start

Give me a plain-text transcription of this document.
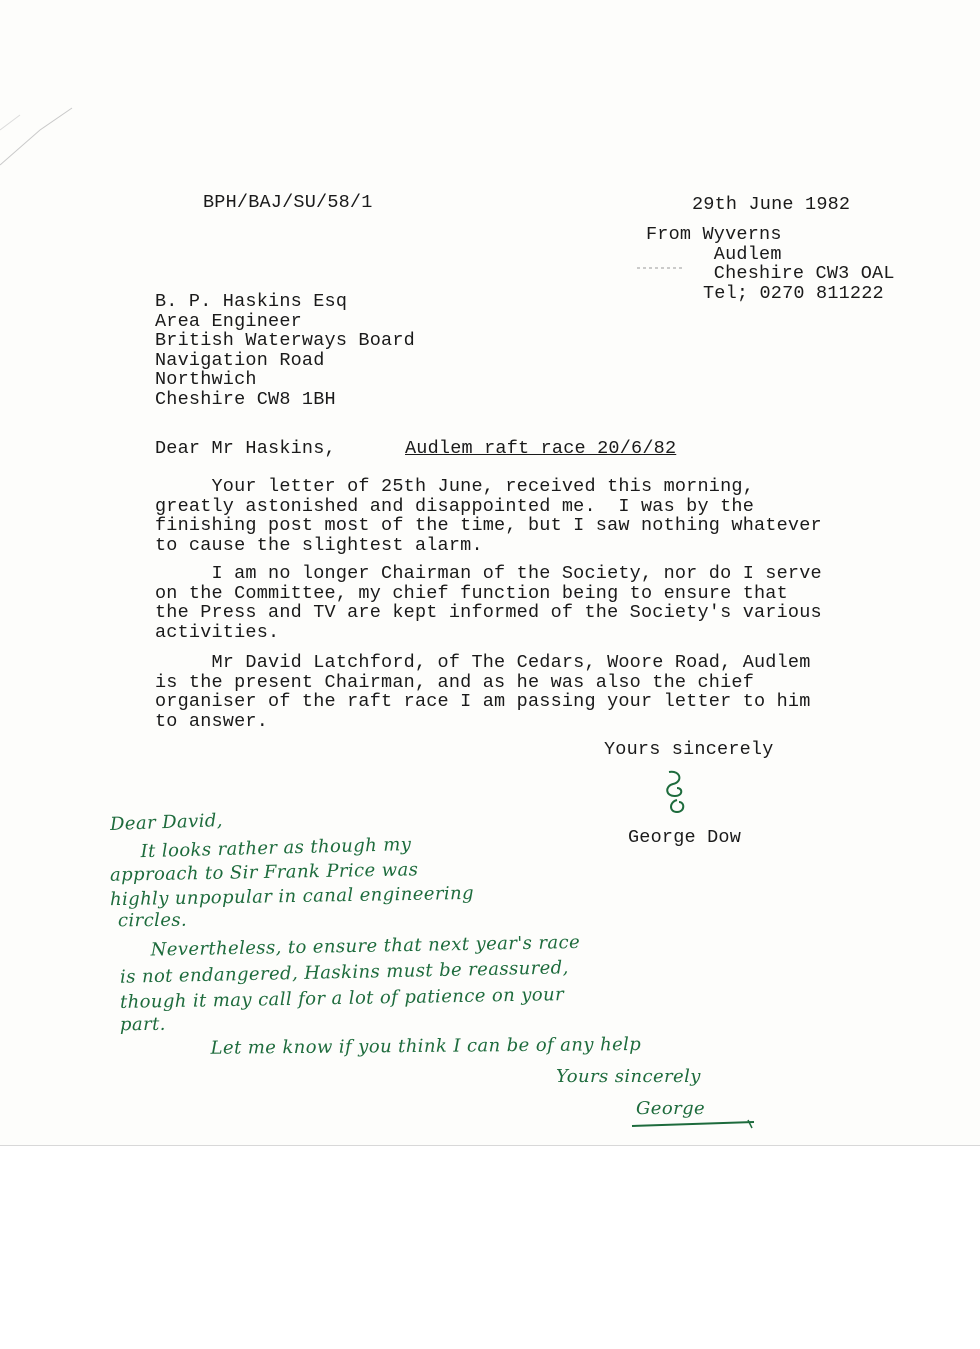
BPH/BAJ/SU/58/1	29th June 1982
From Wyverns
Audlem
Cheshire CW3 OAL
Tel; 0270 811222
B. P. Haskins Esq
Area Engineer
British Waterways Board
Navigation Road
Northwich
Cheshire CW8 1BH
Dear Mr Haskins,	Audlem raft race 20/6/82
Your letter of 25th June, received this morning,
greatly astonished and disappointed me.  I was by the
finishing post most of the time, but I saw nothing whatever
to cause the slightest alarm.
I am no longer Chairman of the Society, nor do I serve
on the Committee, my chief function being to ensure that
the Press and TV are kept informed of the Society's various
activities.
Mr David Latchford, of The Cedars, Woore Road, Audlem
is the present Chairman, and as he was also the chief
organiser of the raft race I am passing your letter to him
to answer.
Yours sincerely
George Dow
Dear David,
It looks rather as though my
approach to Sir Frank Price was
highly unpopular in canal engineering
circles.
Nevertheless, to ensure that next year's race
is not endangered, Haskins must be reassured,
though it may call for a lot of patience on your
part.
Let me know if you think I can be of any help
Yours sincerely
George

end

_Task prompt_: Copy all the entries word for word. Omit any pictures.

_Answer to this exercise_:
Give me a plain-text transcription of this document.
BPH/BAJ/SU/58/1	29th June 1982
From Wyverns
Audlem
Cheshire CW3 OAL
Tel; 0270 811222
B. P. Haskins Esq
Area Engineer
British Waterways Board
Navigation Road
Northwich
Cheshire CW8 1BH
Dear Mr Haskins,	Audlem raft race 20/6/82
Your letter of 25th June, received this morning,
greatly astonished and disappointed me.  I was by the
finishing post most of the time, but I saw nothing whatever
to cause the slightest alarm.
I am no longer Chairman of the Society, nor do I serve
on the Committee, my chief function being to ensure that
the Press and TV are kept informed of the Society's various
activities.
Mr David Latchford, of The Cedars, Woore Road, Audlem
is the present Chairman, and as he was also the chief
organiser of the raft race I am passing your letter to him
to answer.
Yours sincerely
George Dow
Dear David,
It looks rather as though my
approach to Sir Frank Price was
highly unpopular in canal engineering
circles.
Nevertheless, to ensure that next year's race
is not endangered, Haskins must be reassured,
though it may call for a lot of patience on your
part.
Let me know if you think I can be of any help
Yours sincerely
George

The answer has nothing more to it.